How many lines of the data hold the word "type"? State the number and nothing else.
=== PROVIDED MATERIAL ===
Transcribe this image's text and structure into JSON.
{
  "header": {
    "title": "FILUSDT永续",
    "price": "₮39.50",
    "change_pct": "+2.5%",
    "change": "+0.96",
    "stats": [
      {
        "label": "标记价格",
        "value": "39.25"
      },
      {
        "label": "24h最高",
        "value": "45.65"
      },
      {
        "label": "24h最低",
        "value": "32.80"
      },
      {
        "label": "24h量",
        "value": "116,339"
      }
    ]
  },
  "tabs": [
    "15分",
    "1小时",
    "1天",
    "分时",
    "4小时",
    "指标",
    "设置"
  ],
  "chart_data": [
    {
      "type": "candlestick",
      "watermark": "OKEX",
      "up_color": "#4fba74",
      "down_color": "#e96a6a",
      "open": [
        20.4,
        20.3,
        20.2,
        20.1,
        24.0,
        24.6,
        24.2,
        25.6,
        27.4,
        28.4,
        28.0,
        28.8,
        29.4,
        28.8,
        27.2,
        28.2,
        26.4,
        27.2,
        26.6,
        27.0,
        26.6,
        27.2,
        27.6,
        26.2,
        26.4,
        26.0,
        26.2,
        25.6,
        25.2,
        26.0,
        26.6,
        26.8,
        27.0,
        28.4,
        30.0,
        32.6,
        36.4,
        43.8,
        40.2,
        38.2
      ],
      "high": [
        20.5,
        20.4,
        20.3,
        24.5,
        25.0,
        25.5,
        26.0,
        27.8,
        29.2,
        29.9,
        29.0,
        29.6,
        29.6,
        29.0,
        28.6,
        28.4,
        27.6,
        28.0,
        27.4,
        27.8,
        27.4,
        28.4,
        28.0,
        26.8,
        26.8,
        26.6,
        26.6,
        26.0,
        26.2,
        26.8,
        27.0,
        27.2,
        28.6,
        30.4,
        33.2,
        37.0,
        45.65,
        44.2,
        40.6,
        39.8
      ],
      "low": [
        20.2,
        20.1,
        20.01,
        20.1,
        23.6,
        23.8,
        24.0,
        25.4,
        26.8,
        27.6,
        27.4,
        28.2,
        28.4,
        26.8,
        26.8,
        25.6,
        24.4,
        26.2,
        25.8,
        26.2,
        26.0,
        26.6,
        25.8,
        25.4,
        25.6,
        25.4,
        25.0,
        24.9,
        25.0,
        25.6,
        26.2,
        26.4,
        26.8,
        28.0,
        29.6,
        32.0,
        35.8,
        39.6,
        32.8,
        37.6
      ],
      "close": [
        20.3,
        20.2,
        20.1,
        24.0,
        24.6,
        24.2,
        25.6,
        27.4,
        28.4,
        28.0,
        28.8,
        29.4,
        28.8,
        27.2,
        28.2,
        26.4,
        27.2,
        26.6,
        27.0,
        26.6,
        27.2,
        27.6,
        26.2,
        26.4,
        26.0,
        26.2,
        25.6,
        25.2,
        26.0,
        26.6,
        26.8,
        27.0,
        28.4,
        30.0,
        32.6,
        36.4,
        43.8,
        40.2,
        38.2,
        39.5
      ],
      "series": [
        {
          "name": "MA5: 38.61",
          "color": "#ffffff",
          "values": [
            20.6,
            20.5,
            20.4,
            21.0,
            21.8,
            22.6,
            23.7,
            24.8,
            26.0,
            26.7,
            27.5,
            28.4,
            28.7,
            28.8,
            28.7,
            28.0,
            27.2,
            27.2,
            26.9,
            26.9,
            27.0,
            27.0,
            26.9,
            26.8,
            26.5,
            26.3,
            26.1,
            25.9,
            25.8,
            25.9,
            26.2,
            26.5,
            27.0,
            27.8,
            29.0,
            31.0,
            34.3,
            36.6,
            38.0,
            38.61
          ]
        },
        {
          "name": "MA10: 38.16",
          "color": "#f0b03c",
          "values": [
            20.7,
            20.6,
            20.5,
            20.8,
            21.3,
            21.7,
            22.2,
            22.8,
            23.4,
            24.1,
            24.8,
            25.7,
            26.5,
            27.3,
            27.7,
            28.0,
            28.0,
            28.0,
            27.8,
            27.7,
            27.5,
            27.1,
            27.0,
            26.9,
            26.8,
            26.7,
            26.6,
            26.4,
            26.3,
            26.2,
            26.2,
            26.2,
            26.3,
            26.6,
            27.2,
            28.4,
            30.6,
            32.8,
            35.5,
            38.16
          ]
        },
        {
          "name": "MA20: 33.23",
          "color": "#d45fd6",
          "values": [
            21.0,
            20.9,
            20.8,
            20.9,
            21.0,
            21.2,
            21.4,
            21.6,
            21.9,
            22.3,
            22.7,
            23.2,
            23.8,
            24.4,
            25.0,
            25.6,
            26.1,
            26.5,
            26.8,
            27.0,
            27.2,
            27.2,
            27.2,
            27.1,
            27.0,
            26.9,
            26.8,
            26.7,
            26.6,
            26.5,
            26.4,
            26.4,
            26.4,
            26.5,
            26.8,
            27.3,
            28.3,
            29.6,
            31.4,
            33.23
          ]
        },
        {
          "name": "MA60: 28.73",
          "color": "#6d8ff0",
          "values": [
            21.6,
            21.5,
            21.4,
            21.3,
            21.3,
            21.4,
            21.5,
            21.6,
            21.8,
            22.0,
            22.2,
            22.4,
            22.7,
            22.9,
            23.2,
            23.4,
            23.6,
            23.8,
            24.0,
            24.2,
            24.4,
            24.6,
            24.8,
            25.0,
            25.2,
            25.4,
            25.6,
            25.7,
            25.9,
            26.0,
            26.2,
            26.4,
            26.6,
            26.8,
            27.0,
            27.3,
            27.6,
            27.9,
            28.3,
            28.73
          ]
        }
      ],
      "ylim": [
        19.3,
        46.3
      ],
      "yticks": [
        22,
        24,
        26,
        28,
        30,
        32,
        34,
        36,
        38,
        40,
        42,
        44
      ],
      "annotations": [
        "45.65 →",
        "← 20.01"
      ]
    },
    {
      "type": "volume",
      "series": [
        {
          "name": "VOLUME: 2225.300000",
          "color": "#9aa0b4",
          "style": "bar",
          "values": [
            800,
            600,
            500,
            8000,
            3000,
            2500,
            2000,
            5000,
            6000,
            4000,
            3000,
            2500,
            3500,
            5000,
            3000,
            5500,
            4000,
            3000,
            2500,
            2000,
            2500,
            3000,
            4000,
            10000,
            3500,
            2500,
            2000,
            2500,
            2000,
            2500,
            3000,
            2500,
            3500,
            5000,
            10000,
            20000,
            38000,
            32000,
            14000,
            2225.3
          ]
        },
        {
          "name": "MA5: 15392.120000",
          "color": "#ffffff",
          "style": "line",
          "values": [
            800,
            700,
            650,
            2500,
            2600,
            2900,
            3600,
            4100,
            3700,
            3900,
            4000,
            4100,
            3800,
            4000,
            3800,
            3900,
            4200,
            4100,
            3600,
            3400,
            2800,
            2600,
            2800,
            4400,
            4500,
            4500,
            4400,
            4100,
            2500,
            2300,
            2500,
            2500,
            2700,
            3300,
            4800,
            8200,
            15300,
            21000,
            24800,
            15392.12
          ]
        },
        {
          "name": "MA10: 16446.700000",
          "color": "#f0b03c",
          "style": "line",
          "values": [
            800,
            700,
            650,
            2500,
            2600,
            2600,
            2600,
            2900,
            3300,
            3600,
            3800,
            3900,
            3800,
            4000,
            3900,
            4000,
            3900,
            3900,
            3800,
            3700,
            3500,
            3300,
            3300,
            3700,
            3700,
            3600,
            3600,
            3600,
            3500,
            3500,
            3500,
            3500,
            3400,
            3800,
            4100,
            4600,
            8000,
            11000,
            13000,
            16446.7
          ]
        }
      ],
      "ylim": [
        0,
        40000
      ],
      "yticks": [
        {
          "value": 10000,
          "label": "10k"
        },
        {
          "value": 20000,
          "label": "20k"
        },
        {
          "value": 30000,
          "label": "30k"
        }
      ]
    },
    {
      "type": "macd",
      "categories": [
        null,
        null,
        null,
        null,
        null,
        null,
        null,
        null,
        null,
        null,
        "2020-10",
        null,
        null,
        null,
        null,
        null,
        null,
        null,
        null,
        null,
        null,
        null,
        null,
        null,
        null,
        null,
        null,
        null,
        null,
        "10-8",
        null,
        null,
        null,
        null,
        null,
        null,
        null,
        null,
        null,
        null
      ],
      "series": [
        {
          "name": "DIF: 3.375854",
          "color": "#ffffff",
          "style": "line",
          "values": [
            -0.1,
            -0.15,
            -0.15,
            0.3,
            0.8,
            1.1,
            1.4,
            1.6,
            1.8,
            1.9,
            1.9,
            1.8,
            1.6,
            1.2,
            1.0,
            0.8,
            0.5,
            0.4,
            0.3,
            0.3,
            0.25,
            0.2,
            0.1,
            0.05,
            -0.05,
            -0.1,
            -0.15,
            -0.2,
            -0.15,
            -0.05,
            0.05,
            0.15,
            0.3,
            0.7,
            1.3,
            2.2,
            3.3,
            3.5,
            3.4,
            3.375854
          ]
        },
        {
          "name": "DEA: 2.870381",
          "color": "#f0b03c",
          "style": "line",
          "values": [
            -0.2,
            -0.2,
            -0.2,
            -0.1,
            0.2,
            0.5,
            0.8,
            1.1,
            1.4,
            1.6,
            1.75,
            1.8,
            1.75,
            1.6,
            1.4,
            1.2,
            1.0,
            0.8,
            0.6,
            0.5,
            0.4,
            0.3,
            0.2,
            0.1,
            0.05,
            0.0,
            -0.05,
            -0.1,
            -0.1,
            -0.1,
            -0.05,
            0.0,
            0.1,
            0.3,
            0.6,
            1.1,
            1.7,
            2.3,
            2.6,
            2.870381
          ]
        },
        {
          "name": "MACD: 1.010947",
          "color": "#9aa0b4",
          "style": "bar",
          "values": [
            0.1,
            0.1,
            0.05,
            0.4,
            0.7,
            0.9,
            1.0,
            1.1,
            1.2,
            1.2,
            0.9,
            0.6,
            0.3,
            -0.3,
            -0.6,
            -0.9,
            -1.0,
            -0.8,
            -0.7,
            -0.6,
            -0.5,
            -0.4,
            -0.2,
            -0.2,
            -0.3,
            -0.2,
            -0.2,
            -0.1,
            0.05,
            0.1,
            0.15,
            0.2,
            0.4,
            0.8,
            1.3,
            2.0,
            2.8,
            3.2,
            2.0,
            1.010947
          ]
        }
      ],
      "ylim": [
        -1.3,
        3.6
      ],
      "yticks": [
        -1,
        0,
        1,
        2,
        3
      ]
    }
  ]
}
===
SOLUTION: 3